Transcribe the lines of the material without changes, from the line that contains "x-tick-label: 60 [536,440,554,456]" through the line that contains "data-label: 0.3 [250,179,268,194]", both included.

** BEGIN DATA SUPPLIED **

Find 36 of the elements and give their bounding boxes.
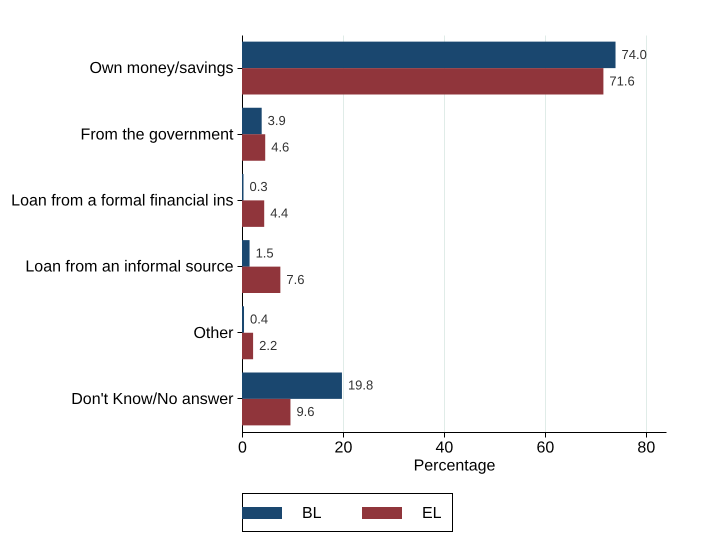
x-tick-label: 60 [536,440,554,456]
bar [242,200,264,227]
data-label: 4.4 [270,206,288,221]
data-label: 7.6 [286,272,304,287]
bar [242,372,342,399]
y-tick-label: Loan from a formal financial ins [11,192,234,210]
data-label: 19.8 [348,378,374,393]
data-label: 3.9 [268,113,286,128]
x-tick-label: 40 [436,440,454,456]
data-label: 71.6 [609,73,635,88]
bar [242,398,290,426]
bar [242,134,266,161]
y-tick-label: Own money/savings [89,60,234,78]
y-tick-label: Loan from an informal source [25,258,234,276]
x-axis-title: Percentage [414,458,496,474]
bar [242,68,604,95]
data-label: 0.4 [250,312,268,327]
bar [242,42,616,68]
legend-label: EL [422,505,442,522]
bar [242,332,254,360]
bar [242,266,280,294]
y-tick-label: Don't Know/No answer [71,390,234,408]
y-tick-label: Other [193,324,234,342]
data-label: 1.5 [256,245,274,260]
data-label: 4.6 [271,139,290,154]
data-label: 74.0 [622,46,647,62]
bar [242,240,250,267]
data-label: 0.3 [250,179,268,194]
bar [242,108,262,134]
legend-label: BL [302,505,322,522]
data-label: 9.6 [296,404,315,420]
x-tick-label: 80 [637,440,656,456]
x-tick-label: 0 [238,440,248,456]
data-label: 2.2 [259,338,278,353]
y-tick-label: From the government [80,126,234,144]
x-tick-label: 20 [334,440,352,456]
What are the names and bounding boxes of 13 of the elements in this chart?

** END DATA SUPPLIED **

§ **EXERCISE RESPONSE**:
x-tick-label: 60 [536,440,554,456]
bar [242,200,264,227]
data-label: 4.4 [270,206,288,221]
data-label: 7.6 [286,272,304,287]
bar [242,372,342,399]
y-tick-label: Loan from a formal financial ins [11,192,234,210]
data-label: 19.8 [348,378,374,393]
data-label: 3.9 [268,113,286,128]
x-tick-label: 40 [436,440,454,456]
data-label: 71.6 [609,73,635,88]
bar [242,398,290,426]
bar [242,134,266,161]
y-tick-label: Own money/savings [89,60,234,78]
y-tick-label: Loan from an informal source [25,258,234,276]
x-axis-title: Percentage [414,458,496,474]
bar [242,68,604,95]
data-label: 0.4 [250,312,268,327]
bar [242,42,616,68]
legend-label: EL [422,505,442,522]
bar [242,332,254,360]
bar [242,266,280,294]
y-tick-label: Don't Know/No answer [71,390,234,408]
y-tick-label: Other [193,324,234,342]
data-label: 1.5 [256,245,274,260]
data-label: 4.6 [271,139,290,154]
data-label: 74.0 [622,46,647,62]
bar [242,240,250,267]
data-label: 0.3 [250,179,268,194]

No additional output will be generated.